WHAT IS EXPECTED:
Report only how many lines hold the word "Scolastico".

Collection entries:
#####
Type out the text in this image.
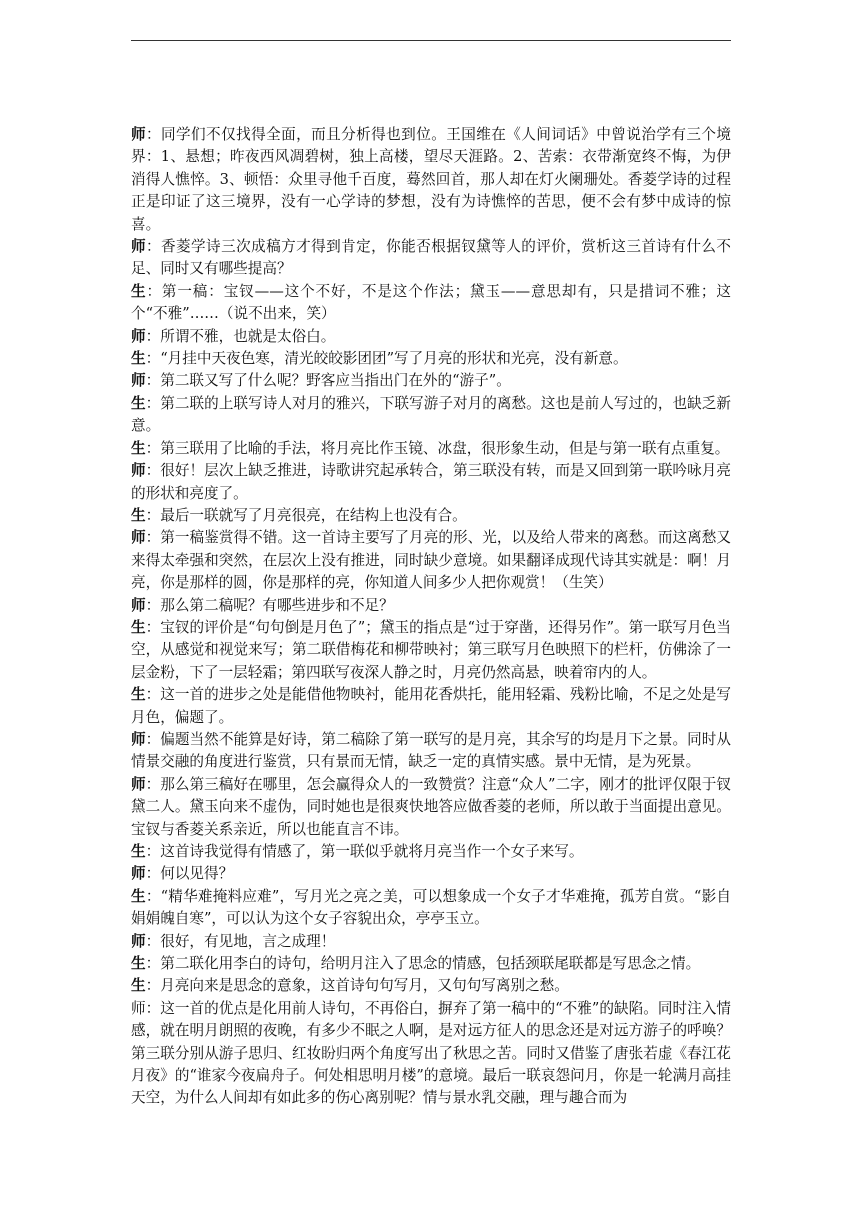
师：同学们不仅找得全面，而且分析得也到位。王国维在《人间词话》中曾说治学有三个境界：1、悬想；昨夜西风凋碧树，独上高楼，望尽天涯路。2、苦索：衣带渐宽终不悔，为伊消得人憔悴。3、顿悟：众里寻他千百度，蓦然回首，那人却在灯火阑珊处。香菱学诗的过程正是印证了这三境界，没有一心学诗的梦想，没有为诗憔悴的苦思，便不会有梦中成诗的惊喜。

师：香菱学诗三次成稿方才得到肯定，你能否根据钗黛等人的评价，赏析这三首诗有什么不足、同时又有哪些提高？

生：第一稿：宝钗——这个不好，不是这个作法；黛玉——意思却有，只是措词不雅；这个“不雅”……（说不出来，笑）

师：所谓不雅，也就是太俗白。

生：“月挂中天夜色寒，清光皎皎影团团”写了月亮的形状和光亮，没有新意。

师：第二联又写了什么呢？野客应当指出门在外的“游子”。

生：第二联的上联写诗人对月的雅兴，下联写游子对月的离愁。这也是前人写过的，也缺乏新意。

生：第三联用了比喻的手法，将月亮比作玉镜、冰盘，很形象生动，但是与第一联有点重复。

师：很好！层次上缺乏推进，诗歌讲究起承转合，第三联没有转，而是又回到第一联吟咏月亮的形状和亮度了。

生：最后一联就写了月亮很亮，在结构上也没有合。

师：第一稿鉴赏得不错。这一首诗主要写了月亮的形、光，以及给人带来的离愁。而这离愁又来得太牵强和突然，在层次上没有推进，同时缺少意境。如果翻译成现代诗其实就是：啊！月亮，你是那样的圆，你是那样的亮，你知道人间多少人把你观赏！（生笑）

师：那么第二稿呢？有哪些进步和不足？

生：宝钗的评价是“句句倒是月色了”；黛玉的指点是“过于穿凿，还得另作”。第一联写月色当空，从感觉和视觉来写；第二联借梅花和柳带映衬；第三联写月色映照下的栏杆，仿佛涂了一层金粉，下了一层轻霜；第四联写夜深人静之时，月亮仍然高悬，映着帘内的人。

生：这一首的进步之处是能借他物映衬，能用花香烘托，能用轻霜、残粉比喻，不足之处是写月色，偏题了。

师：偏题当然不能算是好诗，第二稿除了第一联写的是月亮，其余写的均是月下之景。同时从情景交融的角度进行鉴赏，只有景而无情，缺乏一定的真情实感。景中无情，是为死景。

师：那么第三稿好在哪里，怎会赢得众人的一致赞赏？注意“众人”二字，刚才的批评仅限于钗黛二人。黛玉向来不虚伪，同时她也是很爽快地答应做香菱的老师，所以敢于当面提出意见。宝钗与香菱关系亲近，所以也能直言不讳。

生：这首诗我觉得有情感了，第一联似乎就将月亮当作一个女子来写。

师：何以见得？

生：“精华难掩料应难”，写月光之亮之美，可以想象成一个女子才华难掩，孤芳自赏。“影自娟娟魄自寒”，可以认为这个女子容貌出众，亭亭玉立。

师：很好，有见地，言之成理！

生：第二联化用李白的诗句，给明月注入了思念的情感，包括颈联尾联都是写思念之情。

生：月亮向来是思念的意象，这首诗句句写月，又句句写离别之愁。

师：这一首的优点是化用前人诗句，不再俗白，摒弃了第一稿中的“不雅”的缺陷。同时注入情感，就在明月朗照的夜晚，有多少不眠之人啊，是对远方征人的思念还是对远方游子的呼唤？第三联分别从游子思归、红妆盼归两个角度写出了秋思之苦。同时又借鉴了唐张若虚《春江花月夜》的“谁家今夜扁舟子。何处相思明月楼”的意境。最后一联哀怨问月，你是一轮满月高挂天空，为什么人间却有如此多的伤心离别呢？情与景水乳交融，理与趣合而为
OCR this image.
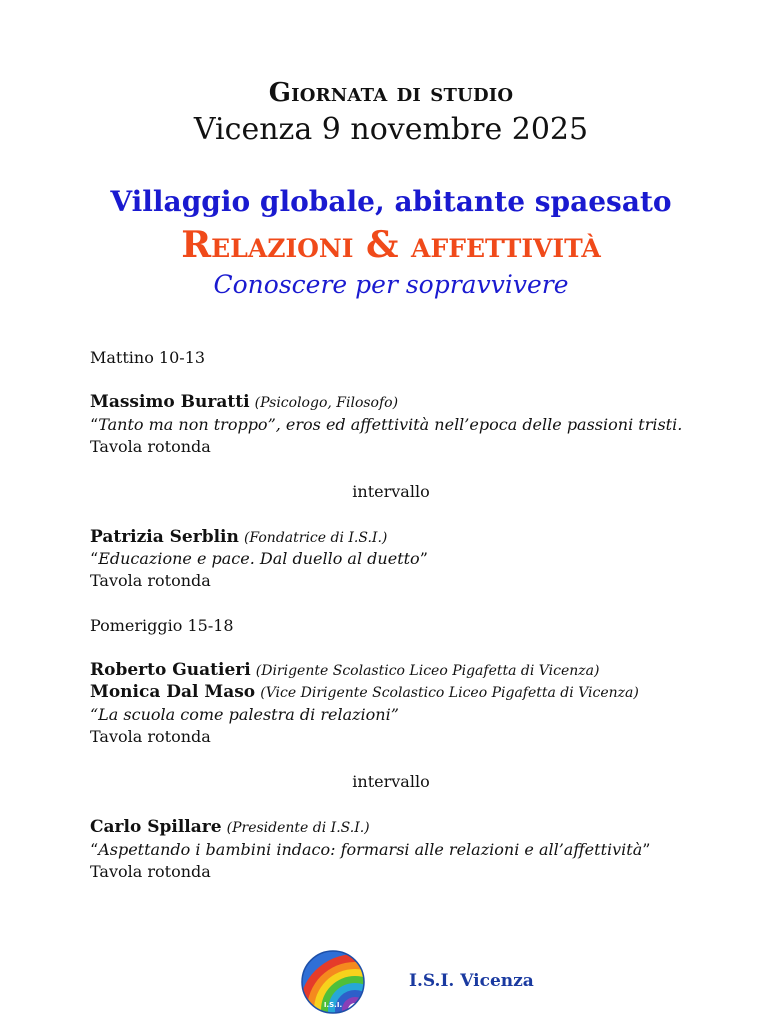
Giornata di studio
Vicenza 9 novembre 2025
Villaggio globale, abitante spaesato
Relazioni & affettività
Conoscere per sopravvivere
Mattino 10-13
Massimo Buratti (Psicologo, Filosofo)
“Tanto ma non troppo”, eros ed affettività nell’epoca delle passioni tristi.
Tavola rotonda
intervallo
Patrizia Serblin (Fondatrice di I.S.I.)
“Educazione e pace. Dal duello al duetto”
Tavola rotonda
Pomeriggio 15-18
Roberto Guatieri (Dirigente Scolastico Liceo Pigafetta di Vicenza)
Monica Dal Maso (Vice Dirigente Scolastico Liceo Pigafetta di Vicenza)
“La scuola come palestra di relazioni”
Tavola rotonda
intervallo
Carlo Spillare (Presidente di I.S.I.)
“Aspettando i bambini indaco: formarsi alle relazioni e all’affettività”
Tavola rotonda
I.S.I.
I.S.I. Vicenza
#####
FINISHED TASK:
2